- **Problem description**: Without the pictures, can you quote each line below exactly?
*** Supplied records ***
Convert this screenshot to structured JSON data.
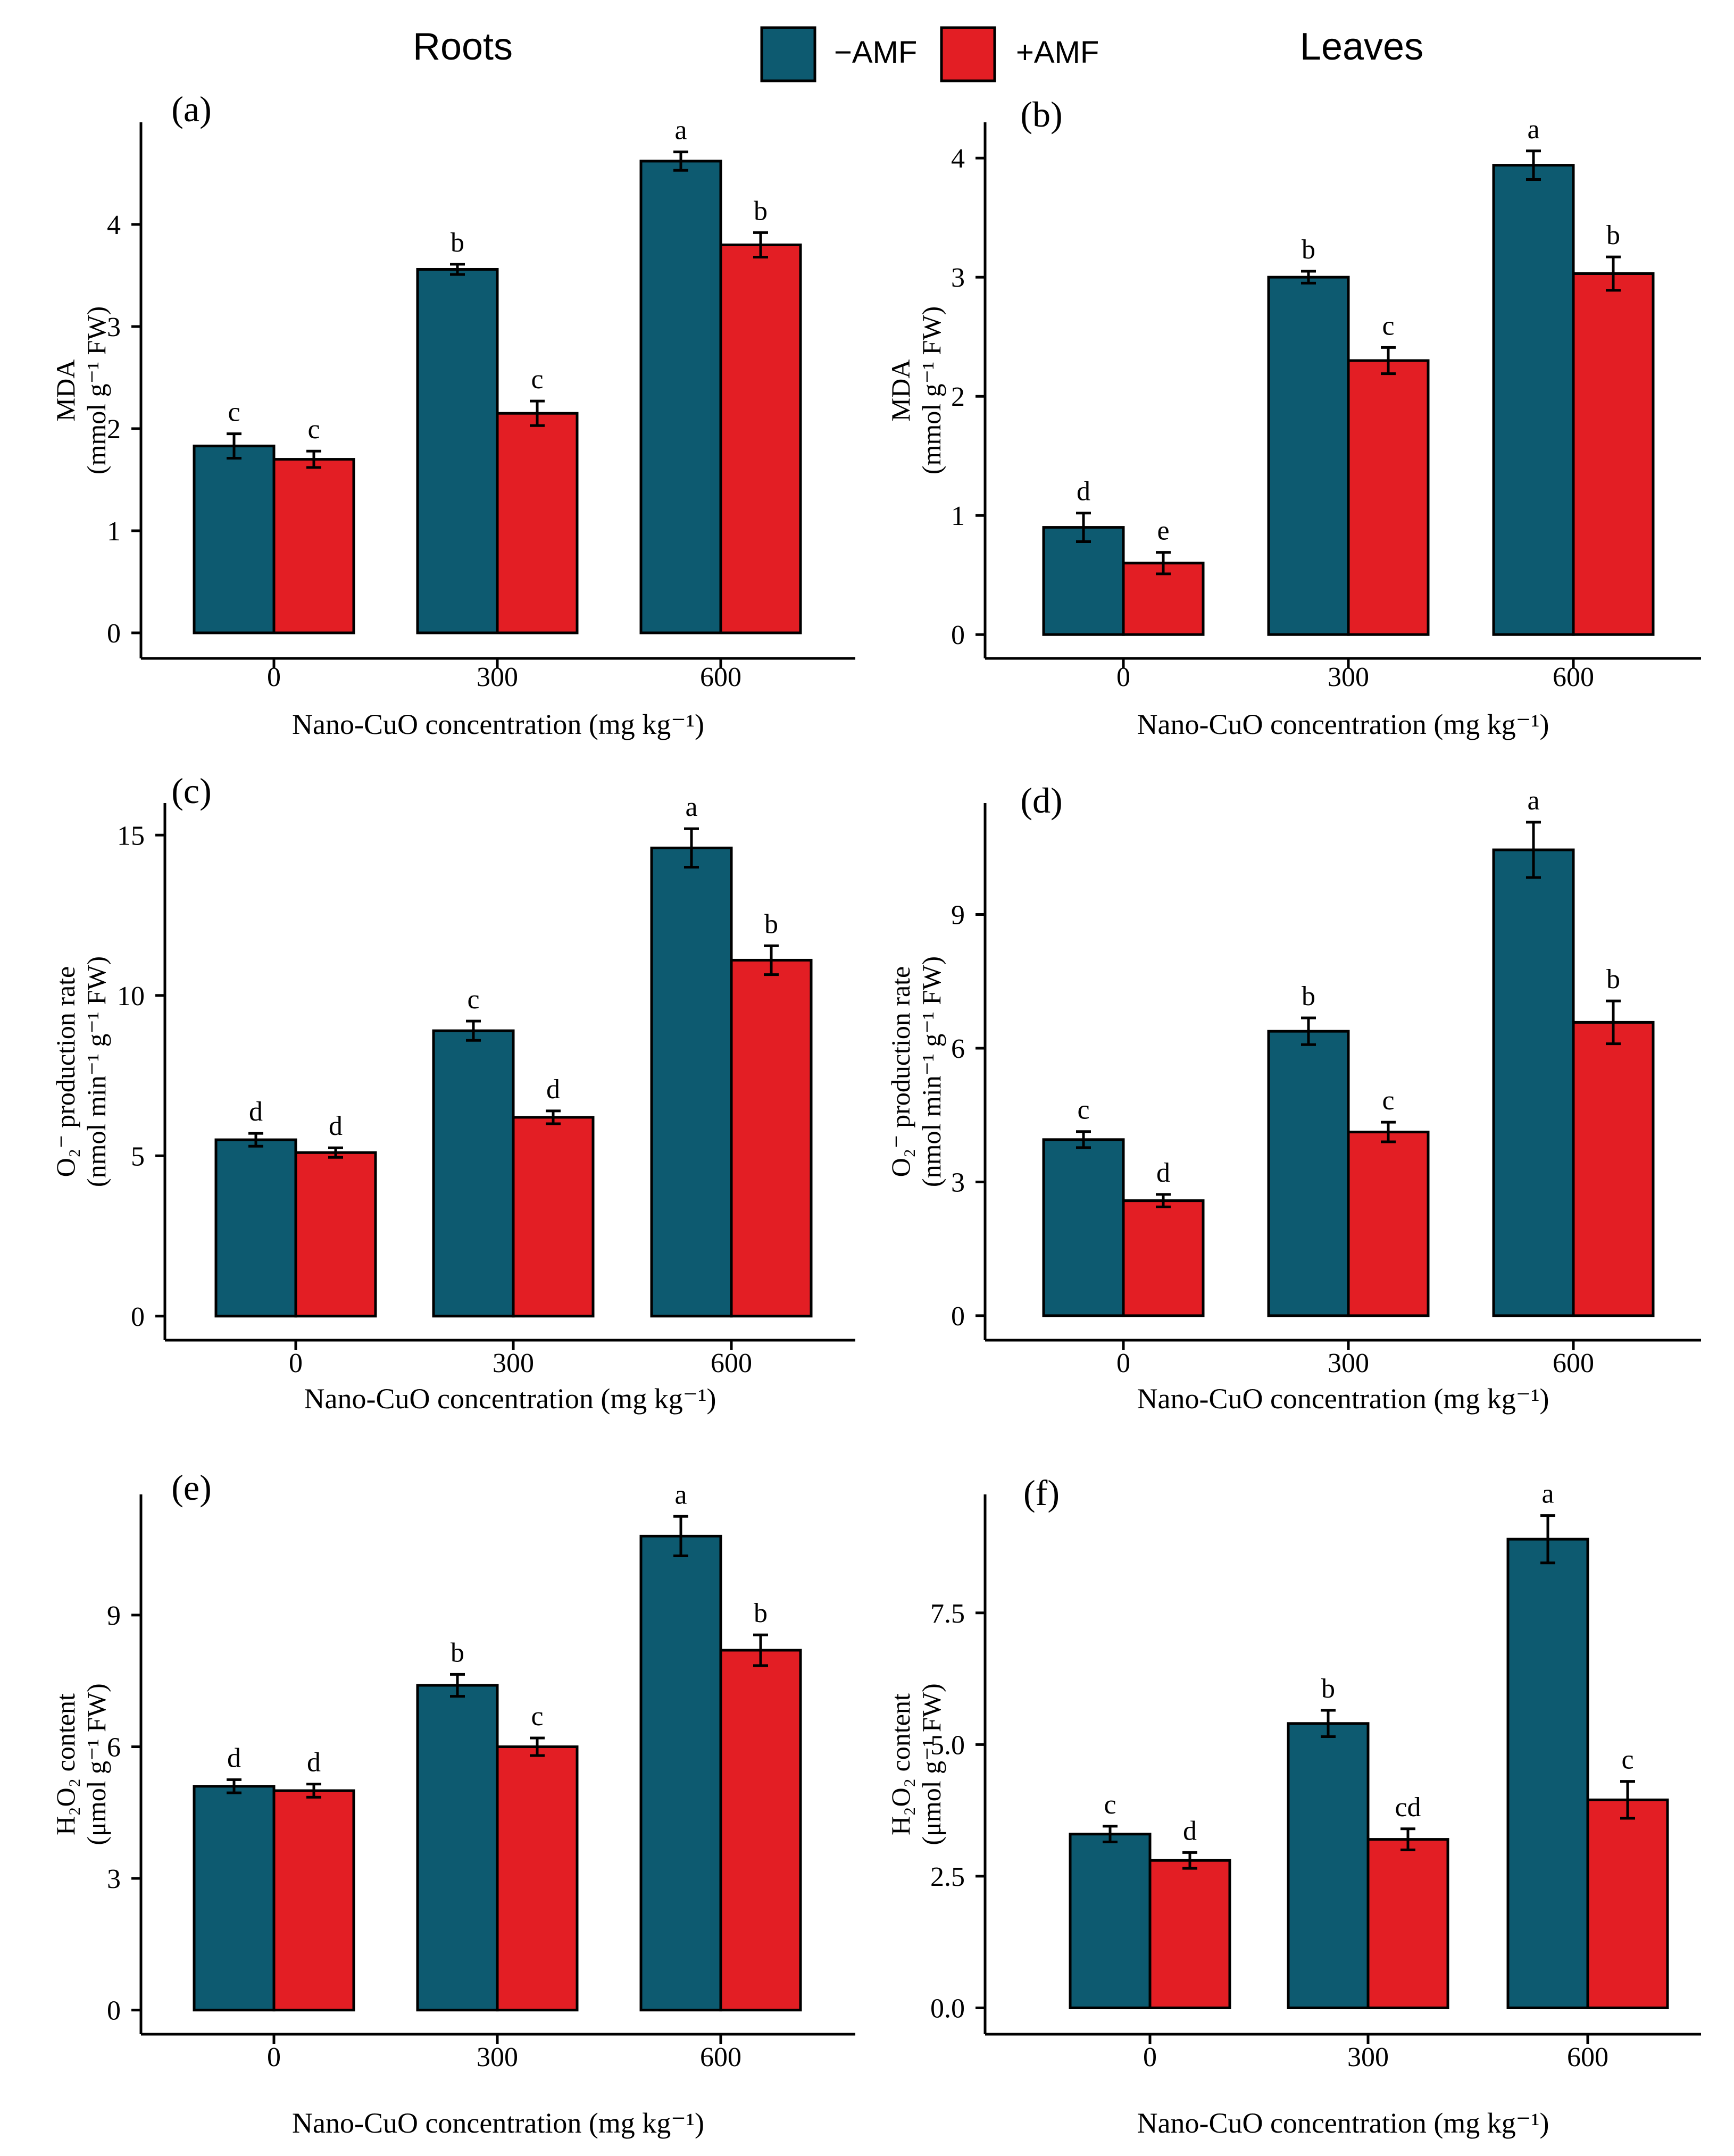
{
  "figure": {
    "column_titles": [
      "Roots",
      "Leaves"
    ],
    "legend": [
      {
        "label": "−AMF",
        "color": "#0d5a70"
      },
      {
        "label": "+AMF",
        "color": "#e31e24"
      }
    ]
  },
  "chart_data": [
    {
      "type": "bar",
      "panel": "(a)",
      "column": "Roots",
      "categories": [
        "0",
        "300",
        "600"
      ],
      "series": [
        {
          "name": "−AMF",
          "values": [
            1.83,
            3.56,
            4.62
          ],
          "errors": [
            0.12,
            0.05,
            0.09
          ],
          "letters": [
            "c",
            "b",
            "a"
          ]
        },
        {
          "name": "+AMF",
          "values": [
            1.7,
            2.15,
            3.8
          ],
          "errors": [
            0.08,
            0.12,
            0.12
          ],
          "letters": [
            "c",
            "c",
            "b"
          ]
        }
      ],
      "xlabel": "Nano-CuO concentration (mg kg⁻¹)",
      "ylabel_lines": [
        "MDA",
        "(mmol g⁻¹ FW)"
      ],
      "yticks": [
        0,
        1,
        2,
        3,
        4
      ],
      "ytick_labels": [
        "0",
        "1",
        "2",
        "3",
        "4"
      ],
      "ylim": [
        -0.25,
        5.0
      ]
    },
    {
      "type": "bar",
      "panel": "(b)",
      "column": "Leaves",
      "categories": [
        "0",
        "300",
        "600"
      ],
      "series": [
        {
          "name": "−AMF",
          "values": [
            0.9,
            3.0,
            3.94
          ],
          "errors": [
            0.12,
            0.05,
            0.12
          ],
          "letters": [
            "d",
            "b",
            "a"
          ]
        },
        {
          "name": "+AMF",
          "values": [
            0.6,
            2.3,
            3.03
          ],
          "errors": [
            0.09,
            0.11,
            0.14
          ],
          "letters": [
            "e",
            "c",
            "b"
          ]
        }
      ],
      "xlabel": "Nano-CuO concentration (mg kg⁻¹)",
      "ylabel_lines": [
        "MDA",
        "(mmol g⁻¹ FW)"
      ],
      "yticks": [
        0,
        1,
        2,
        3,
        4
      ],
      "ytick_labels": [
        "0",
        "1",
        "2",
        "3",
        "4"
      ],
      "ylim": [
        -0.2,
        4.3
      ]
    },
    {
      "type": "bar",
      "panel": "(c)",
      "column": "Roots",
      "categories": [
        "0",
        "300",
        "600"
      ],
      "series": [
        {
          "name": "−AMF",
          "values": [
            5.5,
            8.9,
            14.6
          ],
          "errors": [
            0.2,
            0.3,
            0.6
          ],
          "letters": [
            "d",
            "c",
            "a"
          ]
        },
        {
          "name": "+AMF",
          "values": [
            5.1,
            6.2,
            11.1
          ],
          "errors": [
            0.15,
            0.2,
            0.45
          ],
          "letters": [
            "d",
            "d",
            "b"
          ]
        }
      ],
      "xlabel": "Nano-CuO concentration (mg kg⁻¹)",
      "ylabel_lines": [
        "O₂⁻ production rate",
        "(nmol min⁻¹ g⁻¹ FW)"
      ],
      "yticks": [
        0,
        5,
        10,
        15
      ],
      "ytick_labels": [
        "0",
        "5",
        "10",
        "15"
      ],
      "ylim": [
        -0.75,
        16.0
      ]
    },
    {
      "type": "bar",
      "panel": "(d)",
      "column": "Leaves",
      "categories": [
        "0",
        "300",
        "600"
      ],
      "series": [
        {
          "name": "−AMF",
          "values": [
            3.95,
            6.38,
            10.45
          ],
          "errors": [
            0.18,
            0.3,
            0.62
          ],
          "letters": [
            "c",
            "b",
            "a"
          ]
        },
        {
          "name": "+AMF",
          "values": [
            2.58,
            4.12,
            6.58
          ],
          "errors": [
            0.14,
            0.22,
            0.48
          ],
          "letters": [
            "d",
            "c",
            "b"
          ]
        }
      ],
      "xlabel": "Nano-CuO concentration (mg kg⁻¹)",
      "ylabel_lines": [
        "O₂⁻ production rate",
        "(nmol min⁻¹ g⁻¹ FW)"
      ],
      "yticks": [
        0,
        3,
        6,
        9
      ],
      "ytick_labels": [
        "0",
        "3",
        "6",
        "9"
      ],
      "ylim": [
        -0.55,
        11.5
      ]
    },
    {
      "type": "bar",
      "panel": "(e)",
      "column": "Roots",
      "categories": [
        "0",
        "300",
        "600"
      ],
      "series": [
        {
          "name": "−AMF",
          "values": [
            5.1,
            7.4,
            10.8
          ],
          "errors": [
            0.15,
            0.25,
            0.45
          ],
          "letters": [
            "d",
            "b",
            "a"
          ]
        },
        {
          "name": "+AMF",
          "values": [
            5.0,
            6.0,
            8.2
          ],
          "errors": [
            0.15,
            0.2,
            0.35
          ],
          "letters": [
            "d",
            "c",
            "b"
          ]
        }
      ],
      "xlabel": "Nano-CuO concentration (mg kg⁻¹)",
      "ylabel_lines": [
        "H₂O₂ content",
        "(μmol g⁻¹ FW)"
      ],
      "yticks": [
        0,
        3,
        6,
        9
      ],
      "ytick_labels": [
        "0",
        "3",
        "6",
        "9"
      ],
      "ylim": [
        -0.55,
        11.75
      ]
    },
    {
      "type": "bar",
      "panel": "(f)",
      "column": "Leaves",
      "categories": [
        "0",
        "300",
        "600"
      ],
      "series": [
        {
          "name": "−AMF",
          "values": [
            3.3,
            5.4,
            8.9
          ],
          "errors": [
            0.15,
            0.25,
            0.45
          ],
          "letters": [
            "c",
            "b",
            "a"
          ]
        },
        {
          "name": "+AMF",
          "values": [
            2.8,
            3.2,
            3.95
          ],
          "errors": [
            0.15,
            0.2,
            0.35
          ],
          "letters": [
            "d",
            "cd",
            "c"
          ]
        }
      ],
      "xlabel": "Nano-CuO concentration (mg kg⁻¹)",
      "ylabel_lines": [
        "H₂O₂ content",
        "(μmol g⁻¹ FW)"
      ],
      "yticks": [
        0,
        2.5,
        5.0,
        7.5
      ],
      "ytick_labels": [
        "0.0",
        "2.5",
        "5.0",
        "7.5"
      ],
      "ylim": [
        -0.5,
        9.75
      ]
    }
  ]
}
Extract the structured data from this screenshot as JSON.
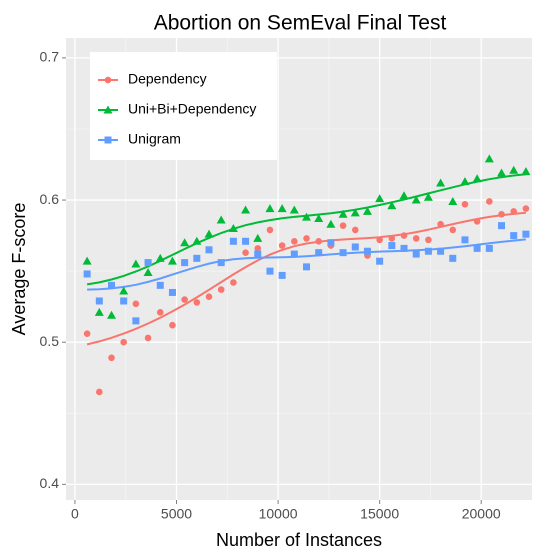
***
- **Exercise output**:
Convert this screenshot to structured JSON data.
{
  "figure": {
    "column_titles": [
      "Roots",
      "Leaves"
    ],
    "legend": [
      {
        "label": "−AMF",
        "color": "#0d5a70"
      },
      {
        "label": "+AMF",
        "color": "#e31e24"
      }
    ]
  },
  "chart_data": [
    {
      "type": "bar",
      "panel": "(a)",
      "column": "Roots",
      "categories": [
        "0",
        "300",
        "600"
      ],
      "series": [
        {
          "name": "−AMF",
          "values": [
            1.83,
            3.56,
            4.62
          ],
          "errors": [
            0.12,
            0.05,
            0.09
          ],
          "letters": [
            "c",
            "b",
            "a"
          ]
        },
        {
          "name": "+AMF",
          "values": [
            1.7,
            2.15,
            3.8
          ],
          "errors": [
            0.08,
            0.12,
            0.12
          ],
          "letters": [
            "c",
            "c",
            "b"
          ]
        }
      ],
      "xlabel": "Nano-CuO concentration (mg kg⁻¹)",
      "ylabel_lines": [
        "MDA",
        "(mmol g⁻¹ FW)"
      ],
      "yticks": [
        0,
        1,
        2,
        3,
        4
      ],
      "ytick_labels": [
        "0",
        "1",
        "2",
        "3",
        "4"
      ],
      "ylim": [
        -0.25,
        5.0
      ]
    },
    {
      "type": "bar",
      "panel": "(b)",
      "column": "Leaves",
      "categories": [
        "0",
        "300",
        "600"
      ],
      "series": [
        {
          "name": "−AMF",
          "values": [
            0.9,
            3.0,
            3.94
          ],
          "errors": [
            0.12,
            0.05,
            0.12
          ],
          "letters": [
            "d",
            "b",
            "a"
          ]
        },
        {
          "name": "+AMF",
          "values": [
            0.6,
            2.3,
            3.03
          ],
          "errors": [
            0.09,
            0.11,
            0.14
          ],
          "letters": [
            "e",
            "c",
            "b"
          ]
        }
      ],
      "xlabel": "Nano-CuO concentration (mg kg⁻¹)",
      "ylabel_lines": [
        "MDA",
        "(mmol g⁻¹ FW)"
      ],
      "yticks": [
        0,
        1,
        2,
        3,
        4
      ],
      "ytick_labels": [
        "0",
        "1",
        "2",
        "3",
        "4"
      ],
      "ylim": [
        -0.2,
        4.3
      ]
    },
    {
      "type": "bar",
      "panel": "(c)",
      "column": "Roots",
      "categories": [
        "0",
        "300",
        "600"
      ],
      "series": [
        {
          "name": "−AMF",
          "values": [
            5.5,
            8.9,
            14.6
          ],
          "errors": [
            0.2,
            0.3,
            0.6
          ],
          "letters": [
            "d",
            "c",
            "a"
          ]
        },
        {
          "name": "+AMF",
          "values": [
            5.1,
            6.2,
            11.1
          ],
          "errors": [
            0.15,
            0.2,
            0.45
          ],
          "letters": [
            "d",
            "d",
            "b"
          ]
        }
      ],
      "xlabel": "Nano-CuO concentration (mg kg⁻¹)",
      "ylabel_lines": [
        "O₂⁻ production rate",
        "(nmol min⁻¹ g⁻¹ FW)"
      ],
      "yticks": [
        0,
        5,
        10,
        15
      ],
      "ytick_labels": [
        "0",
        "5",
        "10",
        "15"
      ],
      "ylim": [
        -0.75,
        16.0
      ]
    },
    {
      "type": "bar",
      "panel": "(d)",
      "column": "Leaves",
      "categories": [
        "0",
        "300",
        "600"
      ],
      "series": [
        {
          "name": "−AMF",
          "values": [
            3.95,
            6.38,
            10.45
          ],
          "errors": [
            0.18,
            0.3,
            0.62
          ],
          "letters": [
            "c",
            "b",
            "a"
          ]
        },
        {
          "name": "+AMF",
          "values": [
            2.58,
            4.12,
            6.58
          ],
          "errors": [
            0.14,
            0.22,
            0.48
          ],
          "letters": [
            "d",
            "c",
            "b"
          ]
        }
      ],
      "xlabel": "Nano-CuO concentration (mg kg⁻¹)",
      "ylabel_lines": [
        "O₂⁻ production rate",
        "(nmol min⁻¹ g⁻¹ FW)"
      ],
      "yticks": [
        0,
        3,
        6,
        9
      ],
      "ytick_labels": [
        "0",
        "3",
        "6",
        "9"
      ],
      "ylim": [
        -0.55,
        11.5
      ]
    },
    {
      "type": "bar",
      "panel": "(e)",
      "column": "Roots",
      "categories": [
        "0",
        "300",
        "600"
      ],
      "series": [
        {
          "name": "−AMF",
          "values": [
            5.1,
            7.4,
            10.8
          ],
          "errors": [
            0.15,
            0.25,
            0.45
          ],
          "letters": [
            "d",
            "b",
            "a"
          ]
        },
        {
          "name": "+AMF",
          "values": [
            5.0,
            6.0,
            8.2
          ],
          "errors": [
            0.15,
            0.2,
            0.35
          ],
          "letters": [
            "d",
            "c",
            "b"
          ]
        }
      ],
      "xlabel": "Nano-CuO concentration (mg kg⁻¹)",
      "ylabel_lines": [
        "H₂O₂ content",
        "(μmol g⁻¹ FW)"
      ],
      "yticks": [
        0,
        3,
        6,
        9
      ],
      "ytick_labels": [
        "0",
        "3",
        "6",
        "9"
      ],
      "ylim": [
        -0.55,
        11.75
      ]
    },
    {
      "type": "bar",
      "panel": "(f)",
      "column": "Leaves",
      "categories": [
        "0",
        "300",
        "600"
      ],
      "series": [
        {
          "name": "−AMF",
          "values": [
            3.3,
            5.4,
            8.9
          ],
          "errors": [
            0.15,
            0.25,
            0.45
          ],
          "letters": [
            "c",
            "b",
            "a"
          ]
        },
        {
          "name": "+AMF",
          "values": [
            2.8,
            3.2,
            3.95
          ],
          "errors": [
            0.15,
            0.2,
            0.35
          ],
          "letters": [
            "d",
            "cd",
            "c"
          ]
        }
      ],
      "xlabel": "Nano-CuO concentration (mg kg⁻¹)",
      "ylabel_lines": [
        "H₂O₂ content",
        "(μmol g⁻¹ FW)"
      ],
      "yticks": [
        0,
        2.5,
        5.0,
        7.5
      ],
      "ytick_labels": [
        "0.0",
        "2.5",
        "5.0",
        "7.5"
      ],
      "ylim": [
        -0.5,
        9.75
      ]
    }
  ]
}
Extract the structured data from this screenshot as JSON.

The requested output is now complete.